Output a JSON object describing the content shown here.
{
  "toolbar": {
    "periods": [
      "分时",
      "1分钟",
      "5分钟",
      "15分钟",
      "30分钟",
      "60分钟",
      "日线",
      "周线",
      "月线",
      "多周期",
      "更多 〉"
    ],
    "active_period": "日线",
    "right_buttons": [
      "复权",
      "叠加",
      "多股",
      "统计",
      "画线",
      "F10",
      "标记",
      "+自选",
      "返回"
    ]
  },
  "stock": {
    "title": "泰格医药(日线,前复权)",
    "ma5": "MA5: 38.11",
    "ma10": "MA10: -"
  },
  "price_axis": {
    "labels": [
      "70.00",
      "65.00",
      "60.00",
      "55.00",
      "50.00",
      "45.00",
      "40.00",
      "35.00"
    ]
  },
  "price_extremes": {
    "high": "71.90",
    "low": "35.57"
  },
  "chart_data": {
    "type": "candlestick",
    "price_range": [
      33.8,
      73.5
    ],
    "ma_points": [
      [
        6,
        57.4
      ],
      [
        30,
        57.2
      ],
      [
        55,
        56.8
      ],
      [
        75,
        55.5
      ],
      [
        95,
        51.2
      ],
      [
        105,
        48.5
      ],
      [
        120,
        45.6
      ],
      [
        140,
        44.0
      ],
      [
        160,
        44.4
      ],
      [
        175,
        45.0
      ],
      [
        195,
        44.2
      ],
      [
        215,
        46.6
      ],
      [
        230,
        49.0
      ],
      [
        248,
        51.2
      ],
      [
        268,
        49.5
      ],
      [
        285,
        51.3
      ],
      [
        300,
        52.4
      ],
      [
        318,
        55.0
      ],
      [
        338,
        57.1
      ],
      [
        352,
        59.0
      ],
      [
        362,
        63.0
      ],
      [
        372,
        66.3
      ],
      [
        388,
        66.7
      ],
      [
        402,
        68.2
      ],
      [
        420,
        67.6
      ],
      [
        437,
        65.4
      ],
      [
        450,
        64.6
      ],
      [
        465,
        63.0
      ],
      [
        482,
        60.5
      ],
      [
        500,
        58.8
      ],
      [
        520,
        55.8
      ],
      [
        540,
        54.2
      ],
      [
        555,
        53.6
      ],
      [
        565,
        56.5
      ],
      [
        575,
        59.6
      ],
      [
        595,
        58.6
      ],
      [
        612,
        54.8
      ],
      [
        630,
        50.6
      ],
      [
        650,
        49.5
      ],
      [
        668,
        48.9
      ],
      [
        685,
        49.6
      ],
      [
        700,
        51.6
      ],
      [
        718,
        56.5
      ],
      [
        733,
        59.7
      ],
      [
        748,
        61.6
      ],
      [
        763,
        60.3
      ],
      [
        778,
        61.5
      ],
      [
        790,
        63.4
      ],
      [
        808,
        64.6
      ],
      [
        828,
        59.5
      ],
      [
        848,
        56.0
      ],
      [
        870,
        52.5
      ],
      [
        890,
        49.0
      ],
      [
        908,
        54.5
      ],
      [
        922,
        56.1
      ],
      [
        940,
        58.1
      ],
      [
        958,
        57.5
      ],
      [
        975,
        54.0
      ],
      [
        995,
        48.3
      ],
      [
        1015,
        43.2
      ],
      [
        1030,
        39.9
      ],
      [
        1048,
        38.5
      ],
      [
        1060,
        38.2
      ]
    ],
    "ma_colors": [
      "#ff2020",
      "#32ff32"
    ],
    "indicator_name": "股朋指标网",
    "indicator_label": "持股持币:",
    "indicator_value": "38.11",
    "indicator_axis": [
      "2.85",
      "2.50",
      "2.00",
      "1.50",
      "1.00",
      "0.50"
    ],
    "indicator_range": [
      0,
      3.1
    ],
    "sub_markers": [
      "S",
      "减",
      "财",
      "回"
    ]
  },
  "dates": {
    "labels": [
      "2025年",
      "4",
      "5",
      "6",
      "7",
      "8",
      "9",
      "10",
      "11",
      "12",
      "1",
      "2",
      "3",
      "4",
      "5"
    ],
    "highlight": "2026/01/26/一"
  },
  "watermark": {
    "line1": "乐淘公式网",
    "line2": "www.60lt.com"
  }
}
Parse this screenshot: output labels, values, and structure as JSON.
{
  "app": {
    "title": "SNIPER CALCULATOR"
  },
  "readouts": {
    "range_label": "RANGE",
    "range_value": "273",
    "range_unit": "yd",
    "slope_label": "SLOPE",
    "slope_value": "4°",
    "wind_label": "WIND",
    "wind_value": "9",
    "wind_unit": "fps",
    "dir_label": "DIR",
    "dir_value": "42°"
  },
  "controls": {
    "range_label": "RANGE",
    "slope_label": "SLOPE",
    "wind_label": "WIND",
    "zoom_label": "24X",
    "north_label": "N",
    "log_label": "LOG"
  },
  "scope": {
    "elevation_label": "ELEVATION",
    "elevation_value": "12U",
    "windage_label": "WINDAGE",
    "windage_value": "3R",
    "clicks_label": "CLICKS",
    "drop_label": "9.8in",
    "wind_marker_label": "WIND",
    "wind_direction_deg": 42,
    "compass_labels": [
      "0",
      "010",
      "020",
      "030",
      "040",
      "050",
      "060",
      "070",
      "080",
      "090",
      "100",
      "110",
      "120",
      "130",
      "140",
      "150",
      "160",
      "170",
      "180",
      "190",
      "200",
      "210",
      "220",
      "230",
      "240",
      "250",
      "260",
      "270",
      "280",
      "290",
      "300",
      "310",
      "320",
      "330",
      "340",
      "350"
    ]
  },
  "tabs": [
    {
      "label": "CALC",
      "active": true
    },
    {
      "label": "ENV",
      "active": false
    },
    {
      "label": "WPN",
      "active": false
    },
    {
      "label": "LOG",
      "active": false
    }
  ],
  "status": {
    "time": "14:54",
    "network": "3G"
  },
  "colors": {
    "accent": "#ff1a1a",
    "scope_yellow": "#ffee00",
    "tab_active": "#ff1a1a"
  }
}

++++++++++

**Objective:**
Using the listing above, pull out all lines that hold the word "JSON".

**Output for this task:**
Output a JSON object describing the content shown here.
Parse this screenshot: output labels, values, and structure as JSON.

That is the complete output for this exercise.